## Exercise objective
Transcribe all of the material below word for word and leave out its pictures.

## Dataset rows
⁂

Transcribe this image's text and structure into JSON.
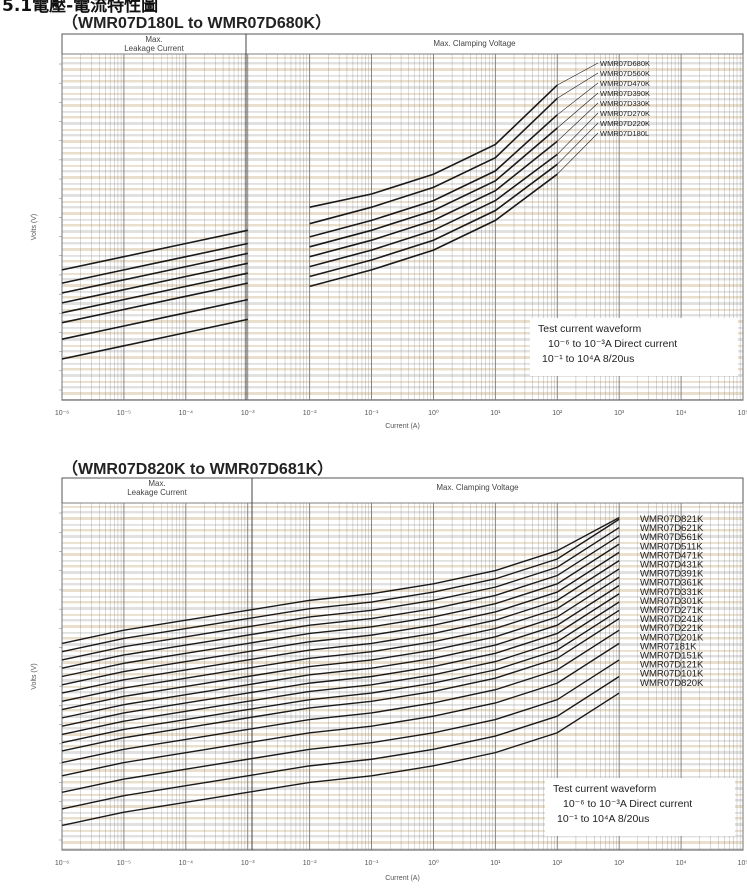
{
  "page_heading": "5.1電壓-電流特性圖",
  "chart_data": [
    {
      "type": "line",
      "title": "（WMR07D180L to WMR07D680K）",
      "xlabel": "Current (A)",
      "ylabel": "Volts (V)",
      "x_ticks": [
        "10⁻⁶",
        "10⁻⁵",
        "10⁻⁴",
        "10⁻³",
        "10⁻²",
        "10⁻¹",
        "10⁰",
        "10¹",
        "10²",
        "10³",
        "10⁴",
        "10⁵"
      ],
      "xlim": [
        1e-06,
        100000
      ],
      "scale": "log",
      "regions": [
        "Max. Leakage Current",
        "Max. Clamping Voltage"
      ],
      "series": [
        {
          "name": "WMR07D680K",
          "x": [
            1e-06,
            1e-05,
            0.0001,
            0.001,
            0.01,
            0.1,
            1,
            10,
            100
          ],
          "y": [
            0.37,
            0.41,
            0.45,
            0.49,
            0.56,
            0.6,
            0.66,
            0.75,
            0.93
          ]
        },
        {
          "name": "WMR07D560K",
          "x": [
            1e-06,
            1e-05,
            0.0001,
            0.001,
            0.01,
            0.1,
            1,
            10,
            100
          ],
          "y": [
            0.33,
            0.37,
            0.41,
            0.45,
            0.51,
            0.56,
            0.62,
            0.71,
            0.89
          ]
        },
        {
          "name": "WMR07D470K",
          "x": [
            1e-06,
            1e-05,
            0.0001,
            0.001,
            0.01,
            0.1,
            1,
            10,
            100
          ],
          "y": [
            0.3,
            0.34,
            0.38,
            0.42,
            0.47,
            0.52,
            0.58,
            0.67,
            0.84
          ]
        },
        {
          "name": "WMR07D390K",
          "x": [
            1e-06,
            1e-05,
            0.0001,
            0.001,
            0.01,
            0.1,
            1,
            10,
            100
          ],
          "y": [
            0.27,
            0.31,
            0.35,
            0.39,
            0.44,
            0.49,
            0.55,
            0.64,
            0.8
          ]
        },
        {
          "name": "WMR07D330K",
          "x": [
            1e-06,
            1e-05,
            0.0001,
            0.001,
            0.01,
            0.1,
            1,
            10,
            100
          ],
          "y": [
            0.24,
            0.28,
            0.32,
            0.36,
            0.41,
            0.46,
            0.52,
            0.61,
            0.76
          ]
        },
        {
          "name": "WMR07D270K",
          "x": [
            1e-06,
            1e-05,
            0.0001,
            0.001,
            0.01,
            0.1,
            1,
            10,
            100
          ],
          "y": [
            0.21,
            0.25,
            0.29,
            0.33,
            0.38,
            0.43,
            0.49,
            0.58,
            0.72
          ]
        },
        {
          "name": "WMR07D220K",
          "x": [
            1e-06,
            1e-05,
            0.0001,
            0.001,
            0.01,
            0.1,
            1,
            10,
            100
          ],
          "y": [
            0.16,
            0.2,
            0.24,
            0.28,
            0.35,
            0.4,
            0.46,
            0.55,
            0.69
          ]
        },
        {
          "name": "WMR07D180L",
          "x": [
            1e-06,
            1e-05,
            0.0001,
            0.001,
            0.01,
            0.1,
            1,
            10,
            100
          ],
          "y": [
            0.1,
            0.14,
            0.18,
            0.22,
            0.32,
            0.37,
            0.43,
            0.52,
            0.66
          ]
        }
      ],
      "annotation": [
        "Test current waveform",
        "10⁻⁶ to 10⁻³A Direct current",
        "10⁻¹ to 10⁴A 8/20us"
      ]
    },
    {
      "type": "line",
      "title": "（WMR07D820K to WMR07D681K）",
      "xlabel": "Current (A)",
      "ylabel": "Volts (V)",
      "x_ticks": [
        "10⁻⁶",
        "10⁻⁵",
        "10⁻⁴",
        "10⁻³",
        "10⁻²",
        "10⁻¹",
        "10⁰",
        "10¹",
        "10²",
        "10³",
        "10⁴",
        "10⁵"
      ],
      "xlim": [
        1e-06,
        100000
      ],
      "scale": "log",
      "regions": [
        "Max. Leakage Current",
        "Max. Clamping Voltage"
      ],
      "series": [
        {
          "name": "WMR07D821K",
          "base": 0.6
        },
        {
          "name": "WMR07D621K",
          "base": 0.575
        },
        {
          "name": "WMR07D561K",
          "base": 0.55
        },
        {
          "name": "WMR07D511K",
          "base": 0.525
        },
        {
          "name": "WMR07D471K",
          "base": 0.5
        },
        {
          "name": "WMR07D431K",
          "base": 0.475
        },
        {
          "name": "WMR07D391K",
          "base": 0.45
        },
        {
          "name": "WMR07D361K",
          "base": 0.425
        },
        {
          "name": "WMR07D331K",
          "base": 0.4
        },
        {
          "name": "WMR07D301K",
          "base": 0.375
        },
        {
          "name": "WMR07D271K",
          "base": 0.35
        },
        {
          "name": "WMR07D241K",
          "base": 0.325
        },
        {
          "name": "WMR07D221K",
          "base": 0.3
        },
        {
          "name": "WMR07D201K",
          "base": 0.275
        },
        {
          "name": "WMR07181K",
          "base": 0.24
        },
        {
          "name": "WMR07D151K",
          "base": 0.2
        },
        {
          "name": "WMR07D121K",
          "base": 0.15
        },
        {
          "name": "WMR07D101K",
          "base": 0.1
        },
        {
          "name": "WMR07D820K",
          "base": 0.05
        }
      ],
      "annotation": [
        "Test current waveform",
        "10⁻⁶ to 10⁻³A Direct current",
        "10⁻¹ to 10⁴A 8/20us"
      ]
    }
  ],
  "colors": {
    "line": "#1a1a1a",
    "grid": "#7a7a7a",
    "band_tan": "#d9c2a3",
    "band_gray": "#c9c9c9"
  }
}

⁂

## Output of the exercise
Transcribe this image's text and structure into JSON.
{
  "page_heading": "5.1電壓-電流特性圖",
  "chart_data": [
    {
      "type": "line",
      "title": "（WMR07D180L to WMR07D680K）",
      "xlabel": "Current (A)",
      "ylabel": "Volts (V)",
      "x_ticks": [
        "10⁻⁶",
        "10⁻⁵",
        "10⁻⁴",
        "10⁻³",
        "10⁻²",
        "10⁻¹",
        "10⁰",
        "10¹",
        "10²",
        "10³",
        "10⁴",
        "10⁵"
      ],
      "xlim": [
        1e-06,
        100000
      ],
      "scale": "log",
      "regions": [
        "Max. Leakage Current",
        "Max. Clamping Voltage"
      ],
      "series": [
        {
          "name": "WMR07D680K",
          "x": [
            1e-06,
            1e-05,
            0.0001,
            0.001,
            0.01,
            0.1,
            1,
            10,
            100
          ],
          "y": [
            0.37,
            0.41,
            0.45,
            0.49,
            0.56,
            0.6,
            0.66,
            0.75,
            0.93
          ]
        },
        {
          "name": "WMR07D560K",
          "x": [
            1e-06,
            1e-05,
            0.0001,
            0.001,
            0.01,
            0.1,
            1,
            10,
            100
          ],
          "y": [
            0.33,
            0.37,
            0.41,
            0.45,
            0.51,
            0.56,
            0.62,
            0.71,
            0.89
          ]
        },
        {
          "name": "WMR07D470K",
          "x": [
            1e-06,
            1e-05,
            0.0001,
            0.001,
            0.01,
            0.1,
            1,
            10,
            100
          ],
          "y": [
            0.3,
            0.34,
            0.38,
            0.42,
            0.47,
            0.52,
            0.58,
            0.67,
            0.84
          ]
        },
        {
          "name": "WMR07D390K",
          "x": [
            1e-06,
            1e-05,
            0.0001,
            0.001,
            0.01,
            0.1,
            1,
            10,
            100
          ],
          "y": [
            0.27,
            0.31,
            0.35,
            0.39,
            0.44,
            0.49,
            0.55,
            0.64,
            0.8
          ]
        },
        {
          "name": "WMR07D330K",
          "x": [
            1e-06,
            1e-05,
            0.0001,
            0.001,
            0.01,
            0.1,
            1,
            10,
            100
          ],
          "y": [
            0.24,
            0.28,
            0.32,
            0.36,
            0.41,
            0.46,
            0.52,
            0.61,
            0.76
          ]
        },
        {
          "name": "WMR07D270K",
          "x": [
            1e-06,
            1e-05,
            0.0001,
            0.001,
            0.01,
            0.1,
            1,
            10,
            100
          ],
          "y": [
            0.21,
            0.25,
            0.29,
            0.33,
            0.38,
            0.43,
            0.49,
            0.58,
            0.72
          ]
        },
        {
          "name": "WMR07D220K",
          "x": [
            1e-06,
            1e-05,
            0.0001,
            0.001,
            0.01,
            0.1,
            1,
            10,
            100
          ],
          "y": [
            0.16,
            0.2,
            0.24,
            0.28,
            0.35,
            0.4,
            0.46,
            0.55,
            0.69
          ]
        },
        {
          "name": "WMR07D180L",
          "x": [
            1e-06,
            1e-05,
            0.0001,
            0.001,
            0.01,
            0.1,
            1,
            10,
            100
          ],
          "y": [
            0.1,
            0.14,
            0.18,
            0.22,
            0.32,
            0.37,
            0.43,
            0.52,
            0.66
          ]
        }
      ],
      "annotation": [
        "Test current waveform",
        "10⁻⁶ to 10⁻³A Direct current",
        "10⁻¹ to 10⁴A 8/20us"
      ]
    },
    {
      "type": "line",
      "title": "（WMR07D820K to WMR07D681K）",
      "xlabel": "Current (A)",
      "ylabel": "Volts (V)",
      "x_ticks": [
        "10⁻⁶",
        "10⁻⁵",
        "10⁻⁴",
        "10⁻³",
        "10⁻²",
        "10⁻¹",
        "10⁰",
        "10¹",
        "10²",
        "10³",
        "10⁴",
        "10⁵"
      ],
      "xlim": [
        1e-06,
        100000
      ],
      "scale": "log",
      "regions": [
        "Max. Leakage Current",
        "Max. Clamping Voltage"
      ],
      "series": [
        {
          "name": "WMR07D821K",
          "base": 0.6
        },
        {
          "name": "WMR07D621K",
          "base": 0.575
        },
        {
          "name": "WMR07D561K",
          "base": 0.55
        },
        {
          "name": "WMR07D511K",
          "base": 0.525
        },
        {
          "name": "WMR07D471K",
          "base": 0.5
        },
        {
          "name": "WMR07D431K",
          "base": 0.475
        },
        {
          "name": "WMR07D391K",
          "base": 0.45
        },
        {
          "name": "WMR07D361K",
          "base": 0.425
        },
        {
          "name": "WMR07D331K",
          "base": 0.4
        },
        {
          "name": "WMR07D301K",
          "base": 0.375
        },
        {
          "name": "WMR07D271K",
          "base": 0.35
        },
        {
          "name": "WMR07D241K",
          "base": 0.325
        },
        {
          "name": "WMR07D221K",
          "base": 0.3
        },
        {
          "name": "WMR07D201K",
          "base": 0.275
        },
        {
          "name": "WMR07181K",
          "base": 0.24
        },
        {
          "name": "WMR07D151K",
          "base": 0.2
        },
        {
          "name": "WMR07D121K",
          "base": 0.15
        },
        {
          "name": "WMR07D101K",
          "base": 0.1
        },
        {
          "name": "WMR07D820K",
          "base": 0.05
        }
      ],
      "annotation": [
        "Test current waveform",
        "10⁻⁶ to 10⁻³A Direct current",
        "10⁻¹ to 10⁴A 8/20us"
      ]
    }
  ],
  "colors": {
    "line": "#1a1a1a",
    "grid": "#7a7a7a",
    "band_tan": "#d9c2a3",
    "band_gray": "#c9c9c9"
  }
}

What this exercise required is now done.